── MATERIAL SHOWN

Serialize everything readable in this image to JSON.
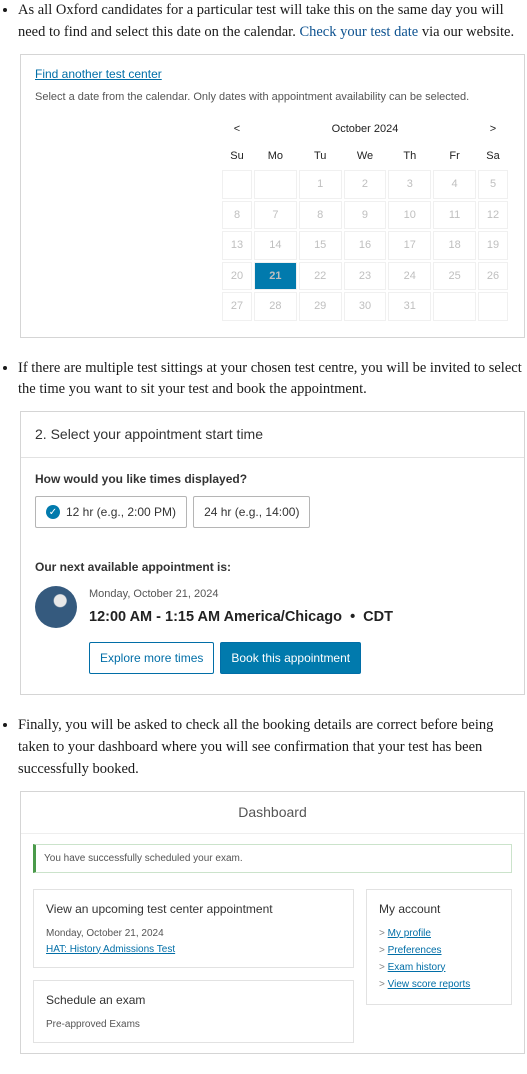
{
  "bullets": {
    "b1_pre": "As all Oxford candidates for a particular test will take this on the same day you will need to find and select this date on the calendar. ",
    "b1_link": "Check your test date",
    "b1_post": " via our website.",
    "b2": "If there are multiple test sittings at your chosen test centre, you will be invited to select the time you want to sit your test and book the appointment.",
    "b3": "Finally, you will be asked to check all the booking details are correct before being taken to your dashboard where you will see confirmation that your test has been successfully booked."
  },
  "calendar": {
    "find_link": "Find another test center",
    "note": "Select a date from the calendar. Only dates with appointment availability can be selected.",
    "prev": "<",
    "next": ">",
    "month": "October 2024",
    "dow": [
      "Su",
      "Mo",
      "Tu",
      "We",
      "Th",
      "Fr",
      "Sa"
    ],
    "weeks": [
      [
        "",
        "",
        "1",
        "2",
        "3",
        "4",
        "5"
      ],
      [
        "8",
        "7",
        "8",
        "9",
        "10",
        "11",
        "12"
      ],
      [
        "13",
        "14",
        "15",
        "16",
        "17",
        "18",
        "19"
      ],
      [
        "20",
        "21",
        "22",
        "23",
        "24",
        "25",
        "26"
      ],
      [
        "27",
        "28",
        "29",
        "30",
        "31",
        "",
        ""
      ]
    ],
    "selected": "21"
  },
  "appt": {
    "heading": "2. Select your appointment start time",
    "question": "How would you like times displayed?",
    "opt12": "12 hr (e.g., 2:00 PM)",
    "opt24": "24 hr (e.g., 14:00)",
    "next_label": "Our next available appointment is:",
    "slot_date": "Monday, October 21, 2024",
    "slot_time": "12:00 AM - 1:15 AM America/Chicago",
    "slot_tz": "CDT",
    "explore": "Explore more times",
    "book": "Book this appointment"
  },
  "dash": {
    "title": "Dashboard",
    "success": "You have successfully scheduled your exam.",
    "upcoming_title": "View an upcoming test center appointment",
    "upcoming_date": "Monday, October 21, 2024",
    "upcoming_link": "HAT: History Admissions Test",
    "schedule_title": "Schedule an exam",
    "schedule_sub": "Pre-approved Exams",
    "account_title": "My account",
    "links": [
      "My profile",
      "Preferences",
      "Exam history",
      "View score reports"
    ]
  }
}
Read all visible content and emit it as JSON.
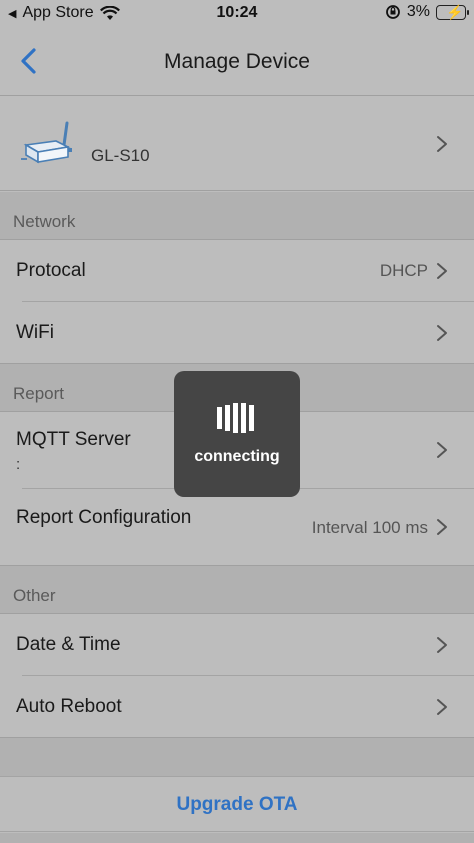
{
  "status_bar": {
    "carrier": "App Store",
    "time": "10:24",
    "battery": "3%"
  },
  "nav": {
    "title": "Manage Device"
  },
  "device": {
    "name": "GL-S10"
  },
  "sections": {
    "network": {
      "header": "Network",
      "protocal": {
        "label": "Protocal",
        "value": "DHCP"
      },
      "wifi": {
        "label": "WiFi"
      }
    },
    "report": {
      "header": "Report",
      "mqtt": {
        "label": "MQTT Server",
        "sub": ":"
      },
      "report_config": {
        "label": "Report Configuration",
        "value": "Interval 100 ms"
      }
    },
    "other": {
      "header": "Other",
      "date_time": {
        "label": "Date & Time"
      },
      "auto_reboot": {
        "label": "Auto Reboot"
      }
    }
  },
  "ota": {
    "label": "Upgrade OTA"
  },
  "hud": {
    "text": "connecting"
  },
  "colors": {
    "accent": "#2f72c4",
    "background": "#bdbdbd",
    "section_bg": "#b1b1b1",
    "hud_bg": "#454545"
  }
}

────
── MATERIAL SHOWN

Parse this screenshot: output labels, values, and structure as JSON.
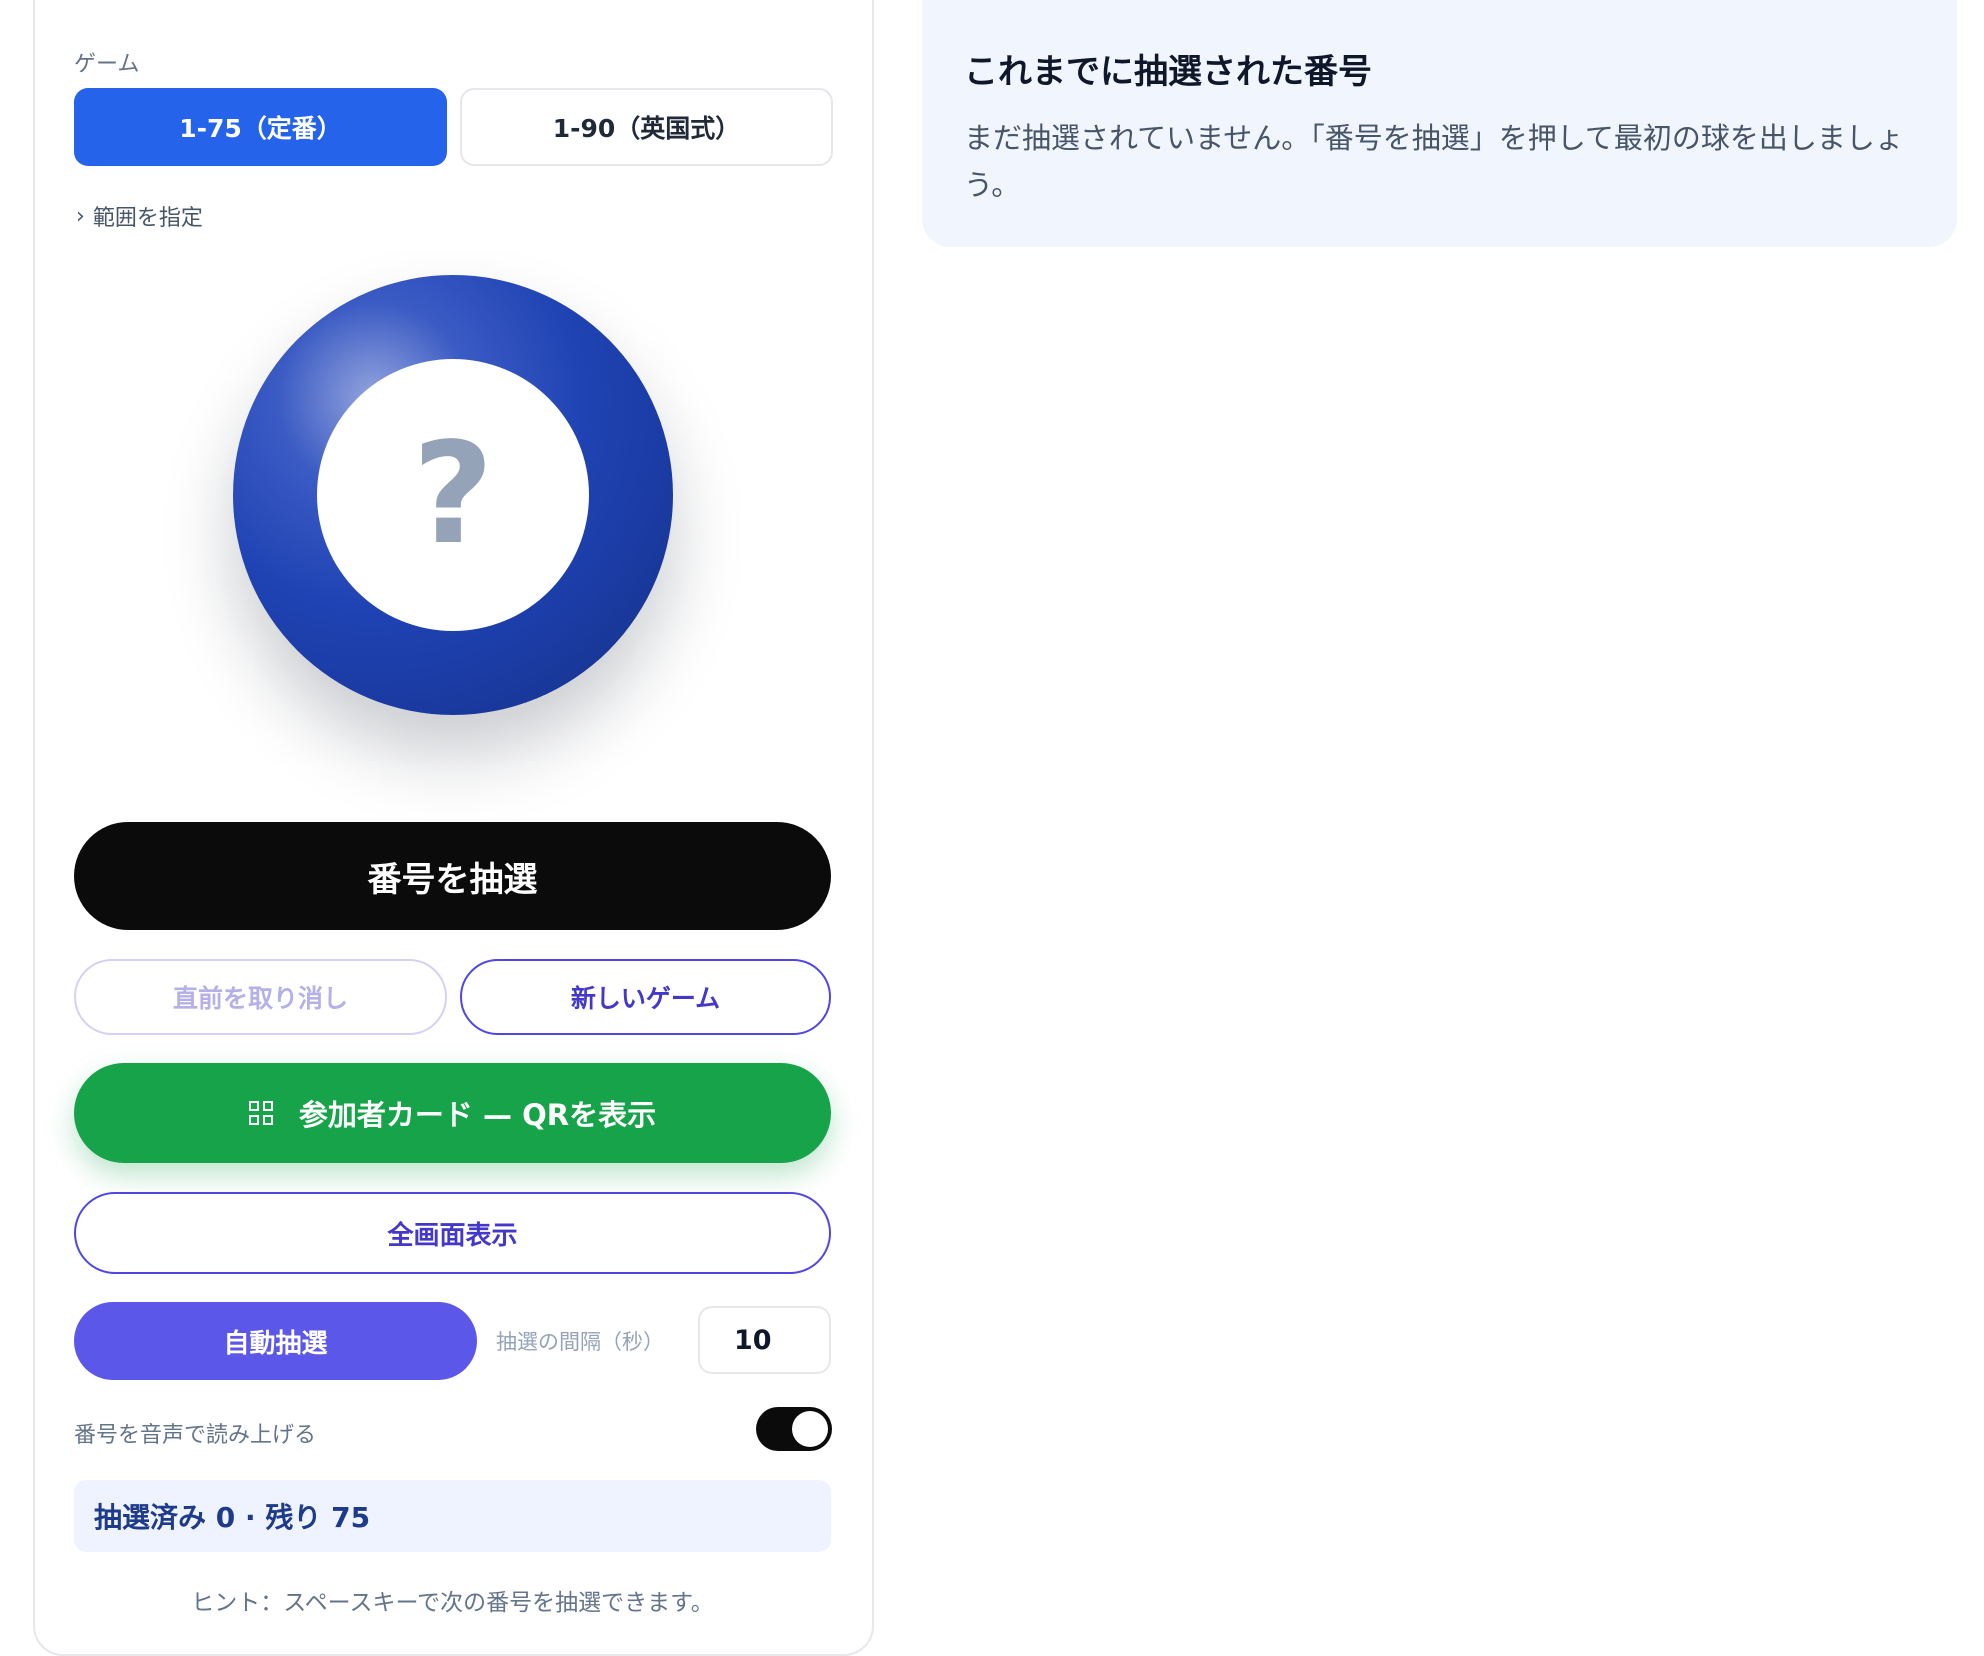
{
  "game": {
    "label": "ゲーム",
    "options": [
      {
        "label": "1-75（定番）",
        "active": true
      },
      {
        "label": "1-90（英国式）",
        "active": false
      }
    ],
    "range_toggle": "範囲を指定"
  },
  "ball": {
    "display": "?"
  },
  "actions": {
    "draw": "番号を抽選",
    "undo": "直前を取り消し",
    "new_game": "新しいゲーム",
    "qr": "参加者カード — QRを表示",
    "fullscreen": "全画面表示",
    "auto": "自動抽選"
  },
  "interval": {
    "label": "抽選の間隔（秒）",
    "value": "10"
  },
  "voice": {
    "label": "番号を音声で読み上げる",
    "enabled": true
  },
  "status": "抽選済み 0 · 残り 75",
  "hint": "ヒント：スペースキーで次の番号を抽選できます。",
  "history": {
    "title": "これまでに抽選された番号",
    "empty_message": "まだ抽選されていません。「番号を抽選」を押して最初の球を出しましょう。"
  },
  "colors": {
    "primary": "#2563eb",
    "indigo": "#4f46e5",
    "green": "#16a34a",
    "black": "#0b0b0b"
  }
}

────

**YOUR OBJECTIVE:**
Identify each line in the records above that contains the word "October", and copy it out in full.

**PROBLEM SOLUTION:**
    "month": "October 2024",
    "slot_date": "Monday, October 21, 2024",
    "upcoming_date": "Monday, October 21, 2024",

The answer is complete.